Convert only the lines of the records from the line with "axis-label: Abrasion Resistance" to the line with "data-point[interactable]: [523, 511, 532, 520]", both included, into a numbered list, leaving out blank lines.

Rows taken from a layout dataset:
- - -

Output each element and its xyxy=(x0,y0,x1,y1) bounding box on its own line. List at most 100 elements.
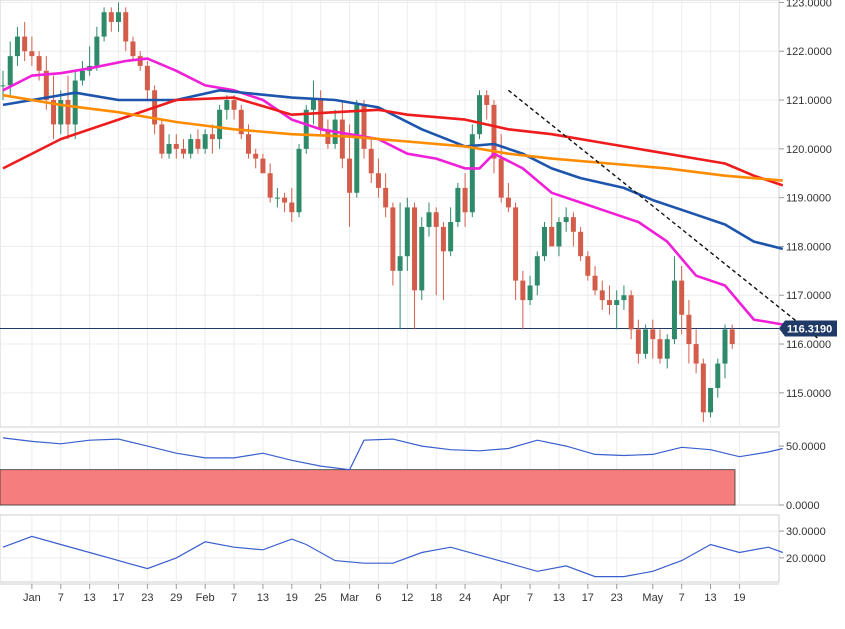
candle xyxy=(657,329,663,364)
x-tick-label: Mar xyxy=(340,592,359,604)
price-y-tick-label: 121.0000 xyxy=(786,95,832,107)
candle-body xyxy=(484,95,490,105)
candle xyxy=(404,197,410,271)
adx-pane-frame xyxy=(0,514,780,583)
price-pane-frame xyxy=(0,0,780,428)
candle-body xyxy=(448,222,454,252)
candle-body xyxy=(433,212,439,227)
candle xyxy=(419,217,425,301)
candle-body xyxy=(51,100,57,125)
price-y-tick-label: 119.0000 xyxy=(786,193,831,205)
candle-body xyxy=(267,173,273,198)
candle-body xyxy=(563,217,569,223)
x-tick-label: 29 xyxy=(170,592,182,604)
candle-body xyxy=(303,109,309,149)
candle-body xyxy=(671,280,677,340)
candle-body xyxy=(224,100,230,110)
candle xyxy=(22,21,28,61)
candle xyxy=(614,290,620,330)
candle xyxy=(368,139,374,183)
candle-body xyxy=(412,207,418,291)
candle-body xyxy=(368,148,374,174)
candle-body xyxy=(700,363,706,413)
candle-body xyxy=(253,153,259,159)
candle-body xyxy=(397,256,403,271)
rsi-y-tick-label: 50.0000 xyxy=(786,441,826,453)
candle xyxy=(14,26,20,66)
candle-body xyxy=(650,329,656,340)
candle-body xyxy=(556,222,562,247)
candle-body xyxy=(130,41,136,57)
candle-body xyxy=(404,207,410,257)
candle-body xyxy=(513,207,519,281)
candle xyxy=(448,207,454,257)
candle xyxy=(708,387,714,418)
candle-body xyxy=(173,143,179,149)
candle-body xyxy=(679,280,685,315)
x-tick-label: 7 xyxy=(679,592,685,604)
candle-body xyxy=(375,173,381,188)
x-tick-label: 7 xyxy=(58,592,64,604)
candle-body xyxy=(505,197,511,208)
candle xyxy=(375,158,381,198)
price-y-tick-label: 116.0000 xyxy=(786,339,831,351)
candle xyxy=(195,129,201,154)
candle-body xyxy=(339,119,345,159)
candle xyxy=(29,36,35,66)
candle xyxy=(491,100,497,174)
candle xyxy=(224,95,230,120)
candle xyxy=(700,358,706,423)
candle-body xyxy=(188,139,194,154)
candle-body xyxy=(477,95,483,135)
candle-body xyxy=(440,226,446,252)
x-tick-label: Jan xyxy=(23,592,41,604)
candle xyxy=(412,202,418,330)
candle-body xyxy=(72,80,78,125)
candle-body xyxy=(43,70,49,101)
candle xyxy=(238,104,244,140)
candle-body xyxy=(628,295,634,330)
candle xyxy=(563,207,569,232)
candle xyxy=(383,173,389,218)
x-tick-label: 18 xyxy=(430,592,442,604)
candle-body xyxy=(101,12,107,37)
candle-body xyxy=(65,100,71,125)
candle xyxy=(166,134,172,159)
candle-body xyxy=(58,100,64,125)
candle xyxy=(253,148,259,169)
candle-body xyxy=(715,363,721,388)
x-tick-label: Feb xyxy=(196,592,215,604)
candle-body xyxy=(318,100,324,130)
candle-body xyxy=(614,300,620,305)
candle-body xyxy=(310,100,316,110)
candle-body xyxy=(419,226,425,291)
candle xyxy=(592,265,598,296)
x-tick-label: 7 xyxy=(231,592,237,604)
candle-body xyxy=(108,12,114,22)
candle xyxy=(679,265,685,335)
candle-body xyxy=(29,51,35,57)
candle-body xyxy=(144,65,150,91)
candle xyxy=(202,129,208,154)
candle-body xyxy=(383,187,389,208)
candle xyxy=(173,134,179,159)
candle-body xyxy=(657,339,663,359)
candle-body xyxy=(238,109,244,135)
rsi-band xyxy=(0,469,736,506)
x-tick-label: 23 xyxy=(141,592,153,604)
candle xyxy=(116,2,122,32)
candle xyxy=(570,212,576,247)
candle-body xyxy=(426,212,432,227)
candle-body xyxy=(606,300,612,305)
x-tick-label: 6 xyxy=(375,592,381,604)
candle-body xyxy=(217,109,223,140)
candle-body xyxy=(686,314,692,345)
candle-body xyxy=(643,329,649,354)
candle xyxy=(51,75,57,140)
candle-body xyxy=(7,56,13,86)
candle-body xyxy=(274,197,280,199)
candle xyxy=(556,217,562,257)
candle xyxy=(303,104,309,154)
x-tick-label: 19 xyxy=(733,592,745,604)
candle xyxy=(0,70,6,101)
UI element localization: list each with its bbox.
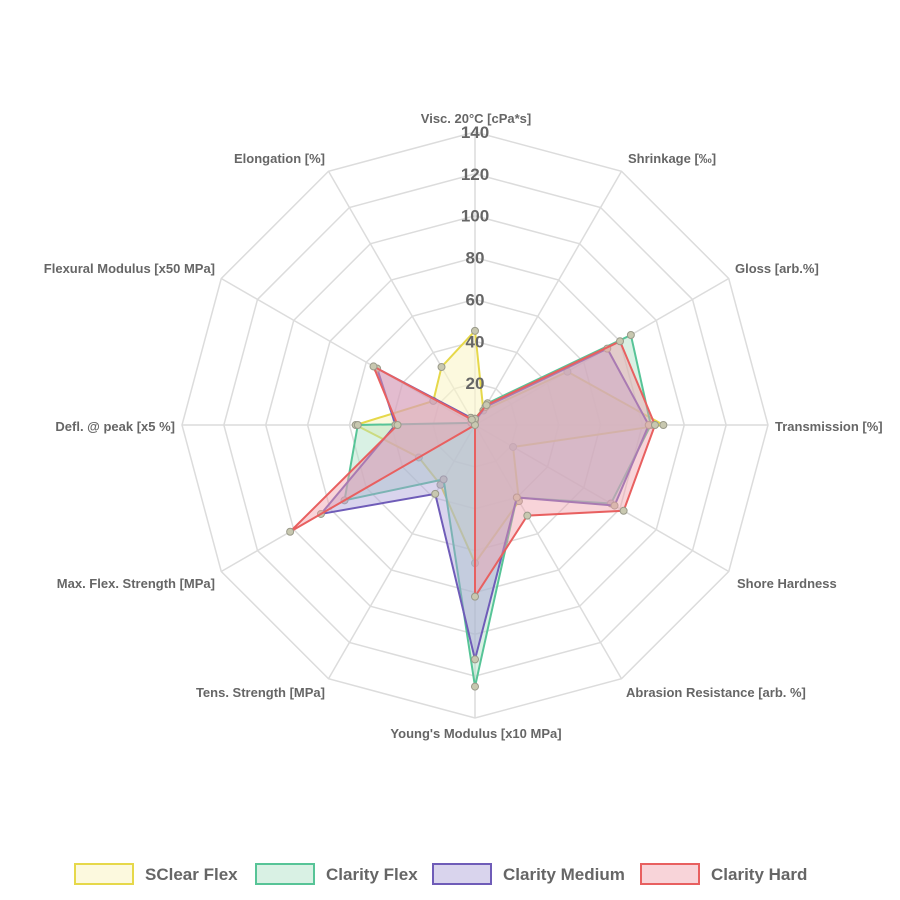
axis-label: Abrasion Resistance [arb. %]: [626, 685, 806, 700]
axis-labels: Visc. 20°C [cPa*s] Shrinkage [‰] Gloss [ar…: [44, 111, 883, 741]
legend-item[interactable]: Clarity Flex: [255, 863, 418, 885]
tick-label: 140: [461, 123, 489, 142]
data-point[interactable]: [615, 337, 624, 346]
data-point[interactable]: [482, 401, 491, 410]
data-point[interactable]: [626, 331, 635, 340]
data-point[interactable]: [393, 421, 402, 429]
axis-label: Defl. @ peak [x5 %]: [55, 419, 175, 434]
axis-label: Young's Modulus [x10 MPa]: [390, 726, 561, 741]
axis-label: Tens. Strength [MPa]: [196, 685, 325, 700]
legend-item[interactable]: Clarity Medium: [432, 863, 625, 885]
data-point[interactable]: [353, 421, 362, 429]
axis-label: Flexural Modulus [x50 MPa]: [44, 261, 215, 276]
data-point[interactable]: [439, 475, 448, 484]
legend-label: SClear Flex: [145, 865, 238, 884]
data-point[interactable]: [509, 442, 518, 451]
tick-label: 120: [461, 165, 489, 184]
legend-item[interactable]: SClear Flex: [74, 863, 238, 885]
axis-label: Gloss [arb.%]: [735, 261, 819, 276]
tick-label: 60: [466, 290, 485, 309]
axis-label: Shore Hardness: [737, 576, 837, 591]
data-point[interactable]: [610, 501, 619, 510]
data-point[interactable]: [512, 493, 521, 502]
axis-label: Visc. 20°C [cPa*s]: [421, 111, 531, 126]
legend-label: Clarity Medium: [503, 865, 625, 884]
legend-label: Clarity Hard: [711, 865, 807, 884]
data-point[interactable]: [471, 655, 479, 664]
data-point[interactable]: [619, 506, 628, 515]
data-point[interactable]: [471, 592, 479, 601]
data-point[interactable]: [471, 326, 479, 335]
legend-swatch: [640, 863, 700, 885]
legend-swatch: [74, 863, 134, 885]
data-point[interactable]: [286, 527, 295, 536]
legend-label: Clarity Flex: [326, 865, 418, 884]
data-point[interactable]: [431, 489, 440, 498]
data-point[interactable]: [471, 682, 479, 691]
data-point[interactable]: [523, 511, 532, 520]
legend-swatch: [255, 863, 315, 885]
axis-label: Transmission [%]: [775, 419, 883, 434]
legend-swatch: [432, 863, 492, 885]
series-layer: [286, 326, 668, 691]
axis-label: Shrinkage [‰]: [628, 151, 716, 166]
tick-label: 20: [466, 374, 485, 393]
tick-label: 40: [466, 332, 485, 351]
data-point[interactable]: [369, 362, 378, 371]
legend-item[interactable]: Clarity Hard: [640, 863, 807, 885]
axis-label: Max. Flex. Strength [MPa]: [57, 576, 215, 591]
data-point[interactable]: [467, 415, 476, 424]
axis-label: Elongation [%]: [234, 151, 325, 166]
axis-spoke: [474, 170, 623, 426]
tick-label: 100: [461, 207, 489, 226]
series-clarity-hard: [286, 337, 659, 601]
data-point[interactable]: [437, 363, 446, 372]
tick-labels: 20 40 60 80 100 120 140: [461, 123, 489, 393]
data-point[interactable]: [659, 421, 668, 429]
data-point[interactable]: [650, 421, 659, 429]
legend: SClear Flex Clarity Flex Clarity Medium Cla…: [74, 863, 807, 885]
axis-spoke: [474, 424, 730, 573]
tick-label: 80: [466, 249, 485, 268]
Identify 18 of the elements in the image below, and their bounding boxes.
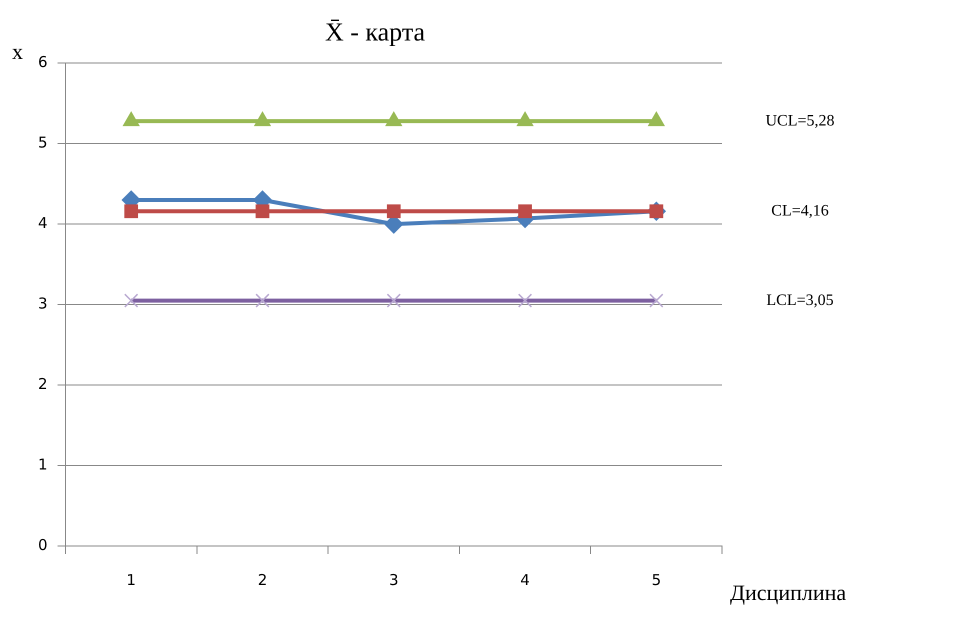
x-tick-label: 1: [126, 570, 136, 589]
y-tick-label: 3: [38, 294, 48, 312]
y-tick-label: 0: [38, 536, 48, 554]
x-tick-label: 2: [258, 570, 268, 589]
x-tick-label: 4: [520, 570, 530, 589]
chart-title: X̄ - карта: [324, 17, 426, 46]
y-tick-label: 6: [38, 53, 48, 72]
y-axis-title: x: [12, 38, 23, 64]
x-axis-title: Дисциплина: [730, 580, 846, 605]
y-tick-label: 1: [38, 455, 48, 474]
y-tick-label: 4: [38, 214, 48, 232]
y-tick-label: 2: [38, 374, 48, 393]
text: LCL=3,05: [766, 292, 834, 309]
x-tick-label: 5: [652, 570, 662, 589]
text: CL=4,16: [771, 202, 829, 220]
y-tick-label: 5: [38, 134, 48, 152]
x-tick-label: 3: [389, 570, 399, 589]
text: UCL=5,28: [765, 112, 835, 130]
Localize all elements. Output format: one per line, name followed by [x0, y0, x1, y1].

- - -

EXPECTED OUTPUT:
1. axis-label: Abrasion Resistance [arb. %]: [626, 685, 806, 700]
2. axis-labels: Visc. 20°C [cPa*s] Shrinkage [‰] Gloss [ar…: [44, 111, 883, 741]
3. legend-item[interactable]: Clarity Flex: [255, 863, 418, 885]
4. tick-label: 140: [461, 123, 489, 142]
5. data-point[interactable]: [615, 337, 624, 346]
6. data-point[interactable]: [482, 401, 491, 410]
7. data-point[interactable]: [626, 331, 635, 340]
8. data-point[interactable]: [393, 421, 402, 429]
9. axis-label: Defl. @ peak [x5 %]: [55, 419, 175, 434]
10. axis-label: Young's Modulus [x10 MPa]: [390, 726, 561, 741]
11. axis-label: Tens. Strength [MPa]: [196, 685, 325, 700]
12. legend-item[interactable]: Clarity Medium: [432, 863, 625, 885]
13. data-point[interactable]: [353, 421, 362, 429]
14. axis-label: Flexural Modulus [x50 MPa]: [44, 261, 215, 276]
15. data-point[interactable]: [439, 475, 448, 484]
16. legend-label: SClear Flex: [145, 865, 238, 884]
17. data-point[interactable]: [509, 442, 518, 451]
18. tick-label: 120: [461, 165, 489, 184]
19. legend-item[interactable]: SClear Flex: [74, 863, 238, 885]
20. axis-label: Gloss [arb.%]: [735, 261, 819, 276]
21. tick-label: 60: [466, 290, 485, 309]
22. axis-label: Shore Hardness: [737, 576, 837, 591]
23. data-point[interactable]: [610, 501, 619, 510]
24. data-point[interactable]: [512, 493, 521, 502]
25. axis-label: Visc. 20°C [cPa*s]: [421, 111, 531, 126]
26. legend-label: Clarity Medium: [503, 865, 625, 884]
27. legend-label: Clarity Hard: [711, 865, 807, 884]
28. data-point[interactable]: [471, 655, 479, 664]
29. data-point[interactable]: [619, 506, 628, 515]
30. data-point[interactable]: [471, 592, 479, 601]
31. data-point[interactable]: [471, 326, 479, 335]
32. legend-swatch: [640, 863, 700, 885]
33. legend-swatch: [74, 863, 134, 885]
34. data-point[interactable]: [286, 527, 295, 536]
35. legend-label: Clarity Flex: [326, 865, 418, 884]
36. data-point[interactable]: [431, 489, 440, 498]
37. data-point[interactable]: [471, 682, 479, 691]
38. data-point[interactable]: [523, 511, 532, 520]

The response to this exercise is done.